## BEGIN Listed entries
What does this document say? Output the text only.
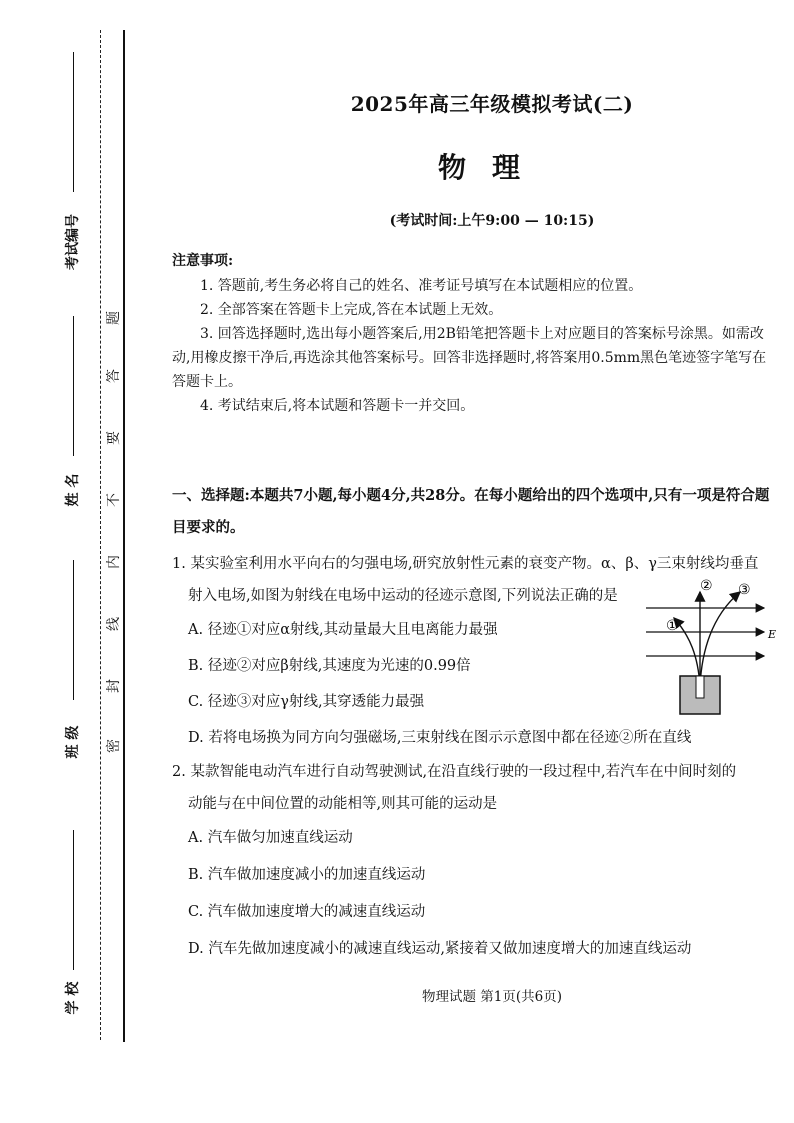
考试编号
姓 名
班 级
学 校
题
答
要
不
内
线
封
密
2025年高三年级模拟考试(二)
物理
(考试时间:上午9:00 — 10:15)
注意事项:

1. 答题前,考生务必将自己的姓名、准考证号填写在本试题相应的位置。

2. 全部答案在答题卡上完成,答在本试题上无效。

3. 回答选择题时,选出每小题答案后,用2B铅笔把答题卡上对应题目的答案标号涂黑。如需改动,用橡皮擦干净后,再选涂其他答案标号。回答非选择题时,将答案用0.5mm黑色笔迹签字笔写在答题卡上。

4. 考试结束后,将本试题和答题卡一并交回。

一、选择题:本题共7小题,每小题4分,共28分。在每小题给出的四个选项中,只有一项是符合题目要求的。
1. 某实验室利用水平向右的匀强电场,研究放射性元素的衰变产物。α、β、γ三束射线均垂直
射入电场,如图为射线在电场中运动的径迹示意图,下列说法正确的是
A. 径迹①对应α射线,其动量最大且电离能力最强
B. 径迹②对应β射线,其速度为光速的0.99倍
C. 径迹③对应γ射线,其穿透能力最强
D. 若将电场换为同方向匀强磁场,三束射线在图示示意图中都在径迹②所在直线
①
② ③
E
2. 某款智能电动汽车进行自动驾驶测试,在沿直线行驶的一段过程中,若汽车在中间时刻的
动能与在中间位置的动能相等,则其可能的运动是
A. 汽车做匀加速直线运动
B. 汽车做加速度减小的加速直线运动
C. 汽车做加速度增大的减速直线运动
D. 汽车先做加速度减小的减速直线运动,紧接着又做加速度增大的加速直线运动
物理试题 第1页(共6页)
## END Listed entries
▶ _The task_:
From the records given above, reproduce all text exactly and exclude each picture.

▶ _Exercise output_:
What does this document say? Output the text only.
考试编号
姓 名
班 级
学 校
题
答
要
不
内
线
封
密
2025年高三年级模拟考试(二)
物理
(考试时间:上午9:00 — 10:15)
注意事项:

1. 答题前,考生务必将自己的姓名、准考证号填写在本试题相应的位置。

2. 全部答案在答题卡上完成,答在本试题上无效。

3. 回答选择题时,选出每小题答案后,用2B铅笔把答题卡上对应题目的答案标号涂黑。如需改动,用橡皮擦干净后,再选涂其他答案标号。回答非选择题时,将答案用0.5mm黑色笔迹签字笔写在答题卡上。

4. 考试结束后,将本试题和答题卡一并交回。

一、选择题:本题共7小题,每小题4分,共28分。在每小题给出的四个选项中,只有一项是符合题目要求的。
1. 某实验室利用水平向右的匀强电场,研究放射性元素的衰变产物。α、β、γ三束射线均垂直
射入电场,如图为射线在电场中运动的径迹示意图,下列说法正确的是
A. 径迹①对应α射线,其动量最大且电离能力最强
B. 径迹②对应β射线,其速度为光速的0.99倍
C. 径迹③对应γ射线,其穿透能力最强
D. 若将电场换为同方向匀强磁场,三束射线在图示示意图中都在径迹②所在直线
①
② ③
E
2. 某款智能电动汽车进行自动驾驶测试,在沿直线行驶的一段过程中,若汽车在中间时刻的
动能与在中间位置的动能相等,则其可能的运动是
A. 汽车做匀加速直线运动
B. 汽车做加速度减小的加速直线运动
C. 汽车做加速度增大的减速直线运动
D. 汽车先做加速度减小的减速直线运动,紧接着又做加速度增大的加速直线运动
物理试题 第1页(共6页)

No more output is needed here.